(Extracted data entries)
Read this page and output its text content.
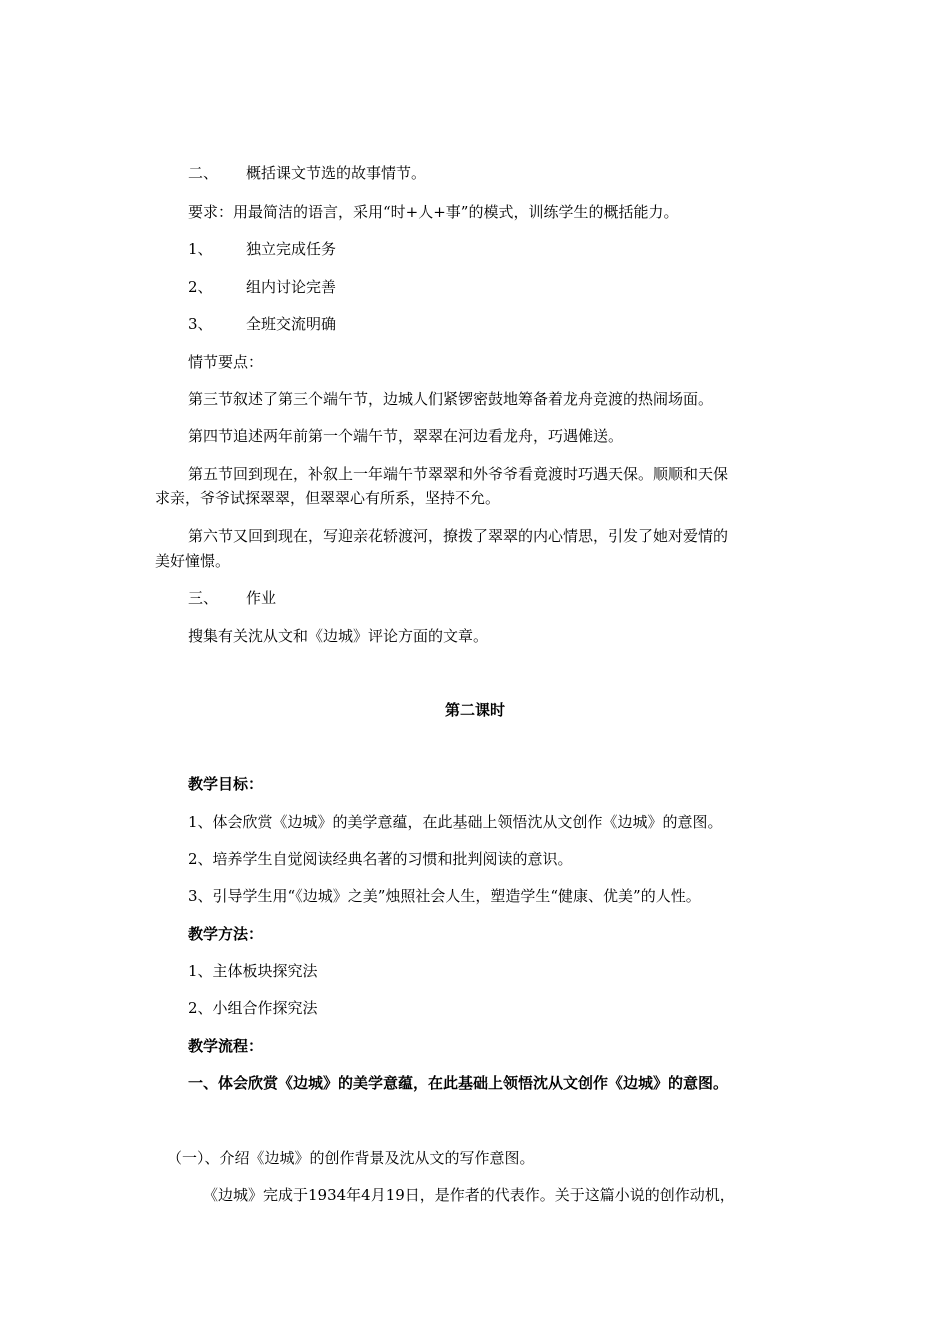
二、 概括课文节选的故事情节。
要求：用最简洁的语言，采用“时+人+事”的模式，训练学生的概括能力。
1、 独立完成任务
2、 组内讨论完善
3、 全班交流明确
情节要点：
第三节叙述了第三个端午节，边城人们紧锣密鼓地筹备着龙舟竞渡的热闹场面。
第四节追述两年前第一个端午节，翠翠在河边看龙舟，巧遇傩送。
第五节回到现在，补叙上一年端午节翠翠和外爷爷看竟渡时巧遇天保。顺顺和天保
求亲，爷爷试探翠翠，但翠翠心有所系，坚持不允。
第六节又回到现在，写迎亲花轿渡河，撩拨了翠翠的内心情思，引发了她对爱情的
美好憧憬。
三、 作业
搜集有关沈从文和《边城》评论方面的文章。
第二课时
教学目标：
1、体会欣赏《边城》的美学意蕴，在此基础上领悟沈从文创作《边城》的意图。
2、培养学生自觉阅读经典名著的习惯和批判阅读的意识。
3、引导学生用“《边城》之美”烛照社会人生，塑造学生“健康、优美”的人性。
教学方法：
1、主体板块探究法
2、小组合作探究法
教学流程：
一、体会欣赏《边城》的美学意蕴，在此基础上领悟沈从文创作《边城》的意图。
（一）、介绍《边城》的创作背景及沈从文的写作意图。
《边城》完成于1934年4月19日，是作者的代表作。关于这篇小说的创作动机，
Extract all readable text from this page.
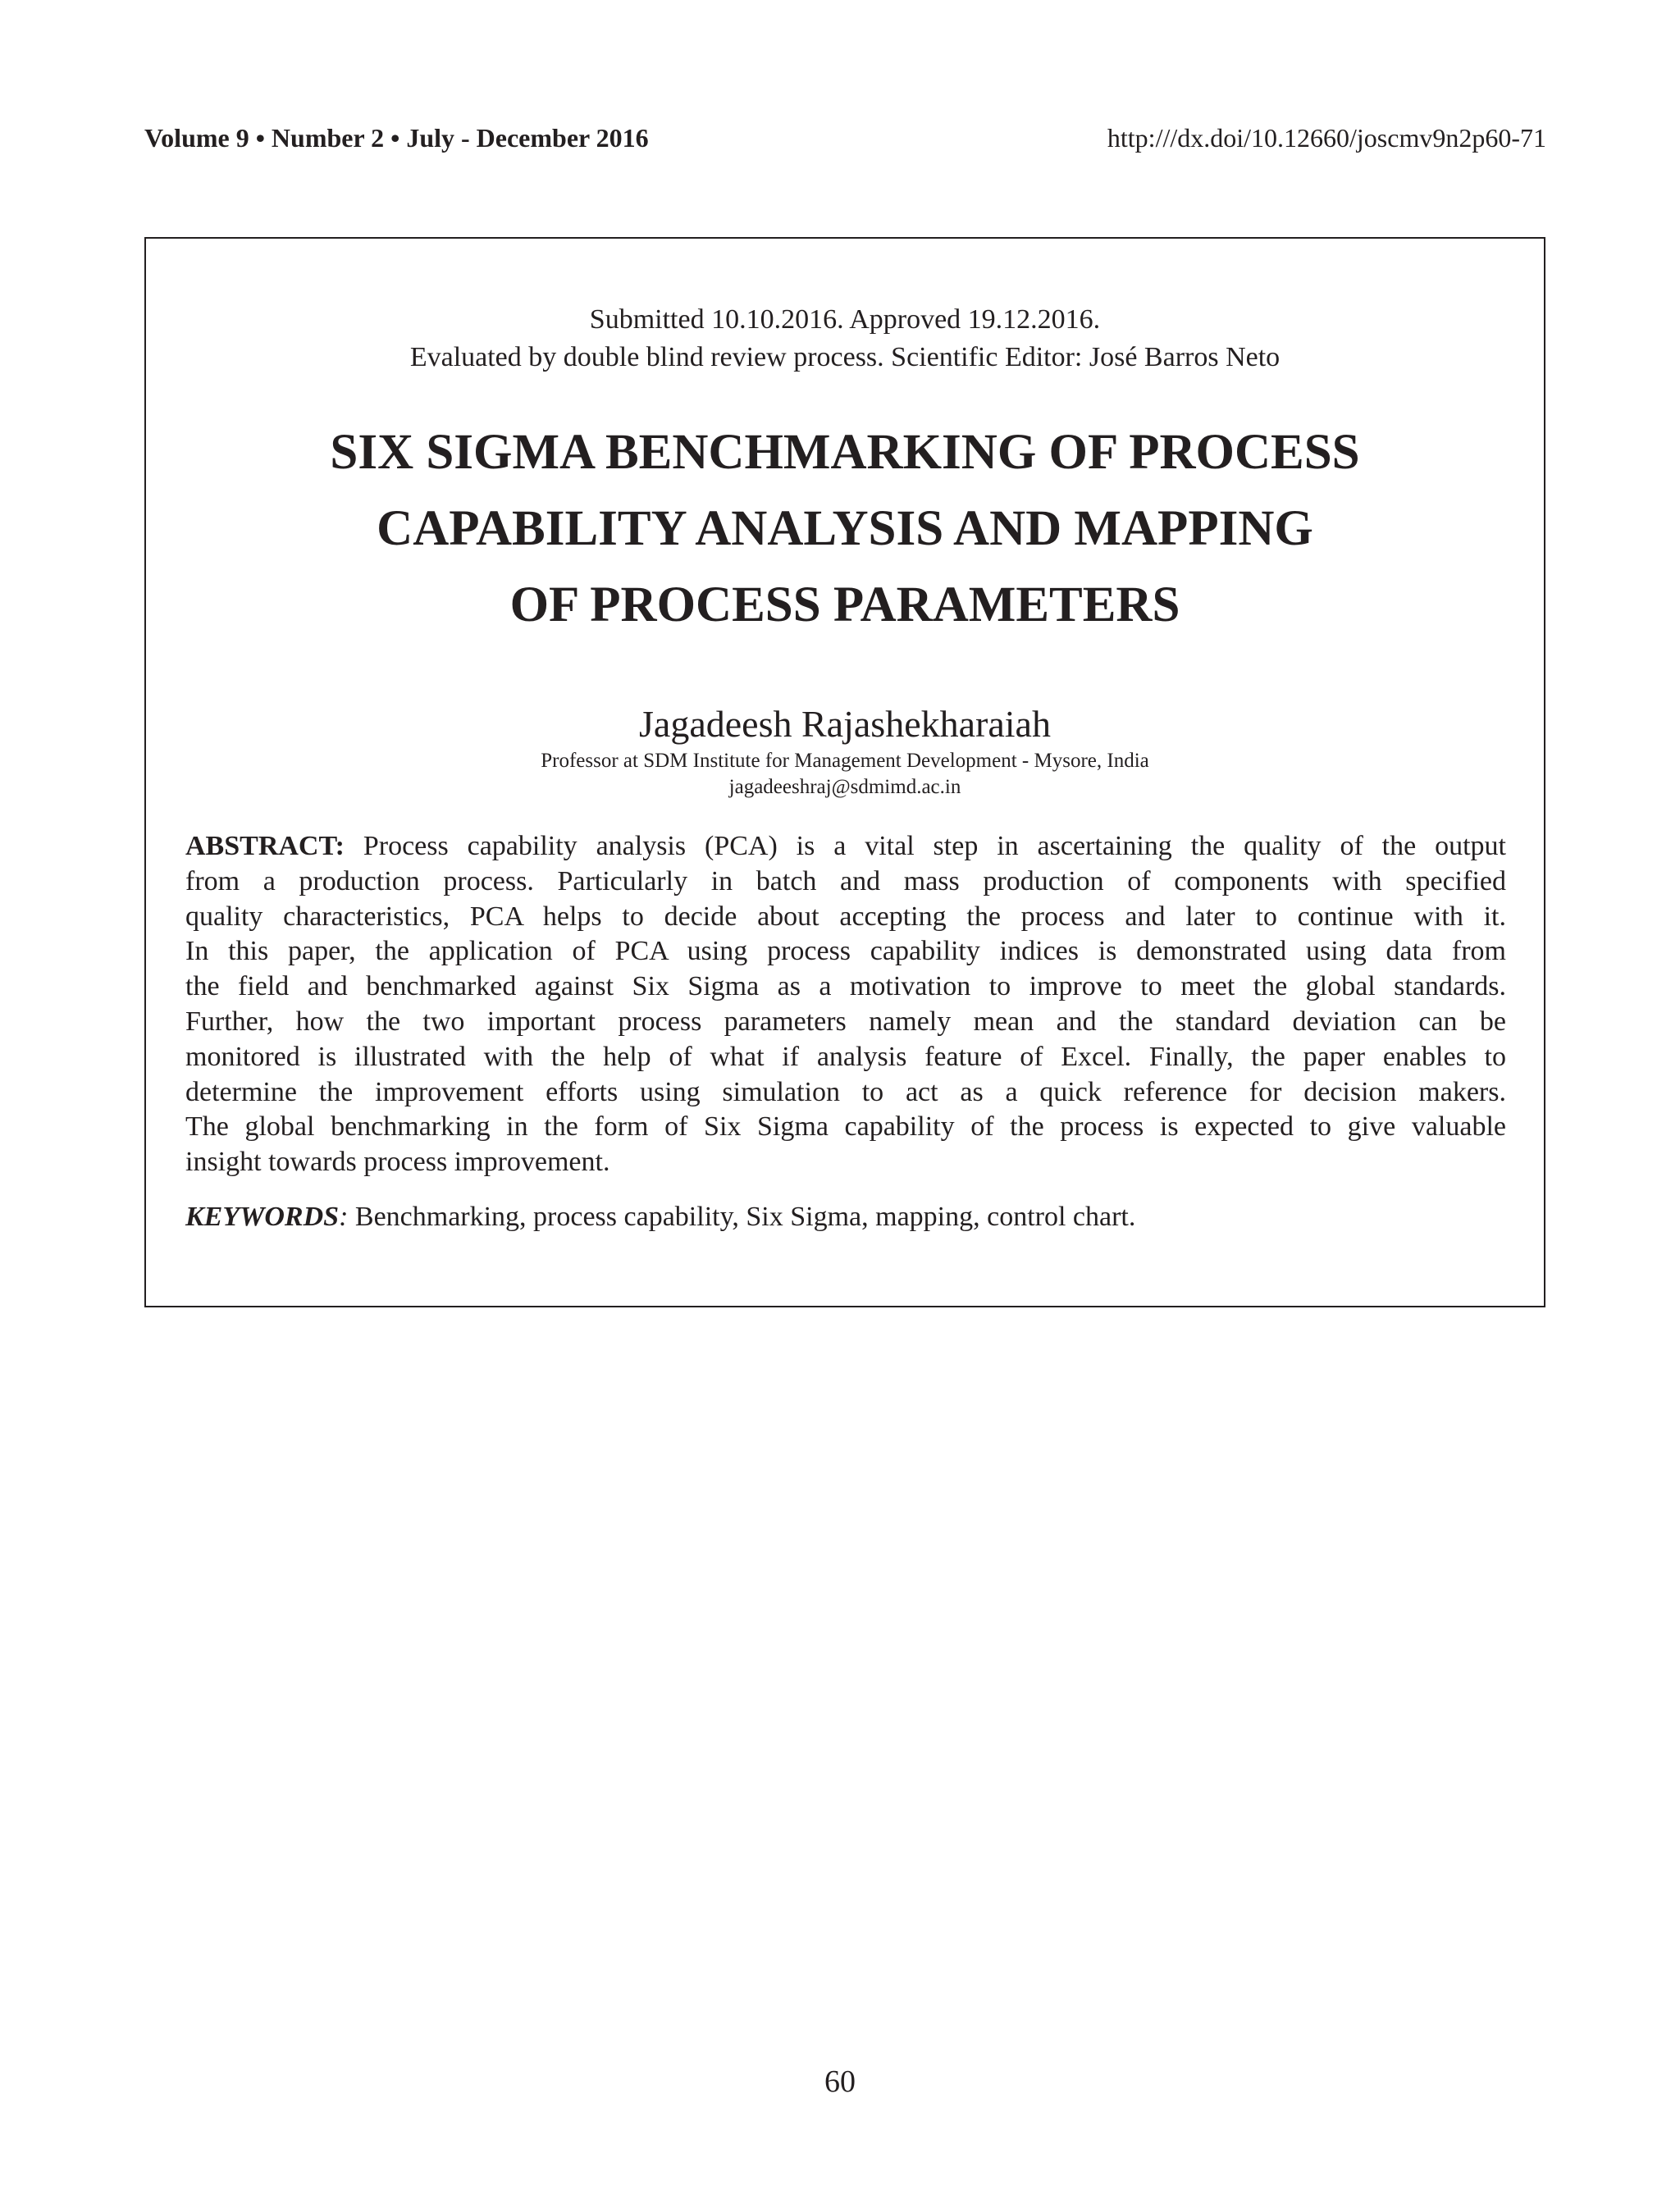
Volume 9 • Number 2 • July - December 2016	http:///dx.doi/10.12660/joscmv9n2p60-71
Submitted 10.10.2016. Approved 19.12.2016.
Evaluated by double blind review process. Scientific Editor: José Barros Neto
SIX SIGMA BENCHMARKING OF PROCESS
CAPABILITY ANALYSIS AND MAPPING
OF PROCESS PARAMETERS
Jagadeesh Rajashekharaiah
Professor at SDM Institute for Management Development - Mysore, India
jagadeeshraj@sdmimd.ac.in
ABSTRACT: Process capability analysis (PCA) is a vital step in ascertaining the quality of the output
from a production process. Particularly in batch and mass production of components with specified
quality characteristics, PCA helps to decide about accepting the process and later to continue with it.
In this paper, the application of PCA using process capability indices is demonstrated using data from
the field and benchmarked against Six Sigma as a motivation to improve to meet the global standards.
Further, how the two important process parameters namely mean and the standard deviation can be
monitored is illustrated with the help of what if analysis feature of Excel. Finally, the paper enables to
determine the improvement efforts using simulation to act as a quick reference for decision makers.
The global benchmarking in the form of Six Sigma capability of the process is expected to give valuable
insight towards process improvement.
KEYWORDS: Benchmarking, process capability, Six Sigma, mapping, control chart.
60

» Problem requirements
State the number of lines in these entries that include the string "page". Provide nothing beyond that number.

» Result for this exercise
2